═══ EXERCISE INPUT

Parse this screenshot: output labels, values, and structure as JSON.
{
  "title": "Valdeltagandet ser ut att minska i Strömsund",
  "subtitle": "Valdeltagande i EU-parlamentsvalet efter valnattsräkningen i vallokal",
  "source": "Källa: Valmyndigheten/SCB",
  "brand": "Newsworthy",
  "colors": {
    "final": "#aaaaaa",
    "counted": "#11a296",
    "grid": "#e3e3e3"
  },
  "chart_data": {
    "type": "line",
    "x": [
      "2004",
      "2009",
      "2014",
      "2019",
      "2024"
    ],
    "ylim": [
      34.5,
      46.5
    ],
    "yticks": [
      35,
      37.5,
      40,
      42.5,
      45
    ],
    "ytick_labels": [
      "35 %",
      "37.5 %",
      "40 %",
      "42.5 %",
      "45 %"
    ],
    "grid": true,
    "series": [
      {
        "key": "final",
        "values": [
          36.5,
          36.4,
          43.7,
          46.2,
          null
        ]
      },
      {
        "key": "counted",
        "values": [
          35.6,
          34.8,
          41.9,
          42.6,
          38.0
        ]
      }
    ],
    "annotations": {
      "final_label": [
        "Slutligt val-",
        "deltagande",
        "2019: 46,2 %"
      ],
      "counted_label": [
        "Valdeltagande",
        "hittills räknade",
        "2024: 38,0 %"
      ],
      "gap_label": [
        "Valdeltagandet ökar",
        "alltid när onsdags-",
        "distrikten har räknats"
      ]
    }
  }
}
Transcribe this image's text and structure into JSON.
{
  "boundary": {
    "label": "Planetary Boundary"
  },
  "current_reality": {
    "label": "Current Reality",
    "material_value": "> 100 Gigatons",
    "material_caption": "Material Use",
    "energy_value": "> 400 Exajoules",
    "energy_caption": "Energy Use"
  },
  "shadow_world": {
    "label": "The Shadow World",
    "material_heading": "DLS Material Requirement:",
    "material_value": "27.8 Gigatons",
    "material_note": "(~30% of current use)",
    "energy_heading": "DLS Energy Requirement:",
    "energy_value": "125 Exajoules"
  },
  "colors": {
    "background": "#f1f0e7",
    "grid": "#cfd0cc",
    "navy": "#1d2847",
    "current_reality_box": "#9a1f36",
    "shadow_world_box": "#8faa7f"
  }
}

══════

▶ _REQUIRED WORK_
Look through the entries above; copy each line where the string "Valdeltagandet" appears.

▶ _EXPECTED OUTPUT_
  "title": "Valdeltagandet ser ut att minska i Strömsund",
        "Valdeltagandet ökar",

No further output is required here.